#### Reading text
Romney, for his part, appeared to have lost interest in the economically lower 47 percent of Americans. This is a long way from the Democratic Presidents John F. Kennedy and Lyndon B. Johnson and Republican President Richard M. Nixon, who all backed the “war on poverty” of the 1960s-1970s. The United States is moving away from traditions of fair play and compassion.

Another word no longer heard in American political debates is “inequality.” The Occupy Wall Street movement in 2011 focused the nation’s attention on the great and growing gap between the incomes of the top 1 percent of the working population and the remaining 99 percent. Data on this gap are still coming in: The Los Angeles Times reported recently (Sept. 12) that the present halting recovery in the United States “pushed to a new high the income gap between the country’s richest and poorest citizens.” For a time Obama spoke of this gap and called for fairness, but he soon got off that subject when his political foes pounced on him, accusing him of “class warfare” and being “a socialist.” Observers from other countries may wonder how a democracy like the United States can have a serious election campaign without talking about inequality of income and the inequality of political power to which it invariably leads. On the just concluded US election campaign, Al Jazeera News reported that the top 1 percent of the United States’ richest persons donate more to the presidential campaigns than the 150 million poorest people. What happens to democracy?

#### Work instructions
1. In the passage on poverty and inequality, what did Al Jazeera News report about donations to the presidential campaigns?
2. Summarize the passage on poverty and inequality in two sentences.
3. From the passage on poverty and inequality, quote the words from "Romney, for his" to "play and compassion.".

#### Exercise data
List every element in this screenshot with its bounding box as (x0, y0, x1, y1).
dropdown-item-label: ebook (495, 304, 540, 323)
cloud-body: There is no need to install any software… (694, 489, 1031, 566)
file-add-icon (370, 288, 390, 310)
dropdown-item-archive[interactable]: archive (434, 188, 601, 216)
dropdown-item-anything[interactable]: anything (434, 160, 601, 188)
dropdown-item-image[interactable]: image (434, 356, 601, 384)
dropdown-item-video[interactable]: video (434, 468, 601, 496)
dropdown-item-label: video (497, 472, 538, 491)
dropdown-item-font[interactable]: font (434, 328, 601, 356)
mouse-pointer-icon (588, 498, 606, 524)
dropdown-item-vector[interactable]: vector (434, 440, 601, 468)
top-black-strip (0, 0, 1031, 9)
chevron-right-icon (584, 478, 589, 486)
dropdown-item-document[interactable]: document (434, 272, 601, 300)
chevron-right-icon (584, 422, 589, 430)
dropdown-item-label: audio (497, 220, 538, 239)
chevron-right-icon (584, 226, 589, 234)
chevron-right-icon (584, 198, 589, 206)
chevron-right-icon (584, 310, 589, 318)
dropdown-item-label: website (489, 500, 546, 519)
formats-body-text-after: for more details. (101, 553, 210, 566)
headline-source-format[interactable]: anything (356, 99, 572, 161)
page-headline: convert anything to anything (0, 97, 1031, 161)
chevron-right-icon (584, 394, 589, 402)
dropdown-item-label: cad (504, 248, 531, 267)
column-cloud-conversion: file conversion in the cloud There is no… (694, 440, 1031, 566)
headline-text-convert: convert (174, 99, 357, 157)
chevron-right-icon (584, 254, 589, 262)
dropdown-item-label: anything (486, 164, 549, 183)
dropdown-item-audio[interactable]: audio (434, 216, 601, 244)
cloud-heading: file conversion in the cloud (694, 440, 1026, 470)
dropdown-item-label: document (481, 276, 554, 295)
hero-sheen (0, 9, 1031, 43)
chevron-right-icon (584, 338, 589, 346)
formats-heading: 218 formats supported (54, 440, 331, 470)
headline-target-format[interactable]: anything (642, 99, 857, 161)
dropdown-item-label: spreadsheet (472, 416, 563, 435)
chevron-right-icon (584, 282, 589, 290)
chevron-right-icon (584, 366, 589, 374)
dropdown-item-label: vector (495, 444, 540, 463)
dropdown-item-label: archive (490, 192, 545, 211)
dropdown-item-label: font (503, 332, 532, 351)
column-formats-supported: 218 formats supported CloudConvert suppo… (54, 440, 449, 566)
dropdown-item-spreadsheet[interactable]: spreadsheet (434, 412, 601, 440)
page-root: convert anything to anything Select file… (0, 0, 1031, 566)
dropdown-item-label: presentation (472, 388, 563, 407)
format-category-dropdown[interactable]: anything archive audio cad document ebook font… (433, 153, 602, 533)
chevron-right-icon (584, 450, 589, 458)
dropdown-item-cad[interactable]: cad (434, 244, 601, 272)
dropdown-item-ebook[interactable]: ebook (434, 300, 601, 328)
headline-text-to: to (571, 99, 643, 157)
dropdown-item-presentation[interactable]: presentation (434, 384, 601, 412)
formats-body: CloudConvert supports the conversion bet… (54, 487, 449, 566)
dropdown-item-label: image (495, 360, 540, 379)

#### Answers below
1. The top 1 percent of the United States' richest persons donate more to the presidential campaigns than the 150 million poorest people.

2. Romney appeared to have lost interest in the economically lower 47 percent of Americans, a long way from the Democratic and Republican presidents who backed the 1960s-1970s "war on poverty." Inequality, which the Occupy Wall Street movement brought to national attention in 2011, is no longer heard in American political debates, even as the income gap between the richest and poorest reaches a new high and the top 1 percent outspend the 150 million poorest people in campaign donations.

3.
Romney, for his part, appeared to have lost interest in the economically lower 47 percent of Americans. This is a long way from the Democratic Presidents John F. Kennedy and Lyndon B. Johnson and Republican President Richard M. Nixon, who all backed the “war on poverty” of the 1960s-1970s. The United States is moving away from traditions of fair play and compassion.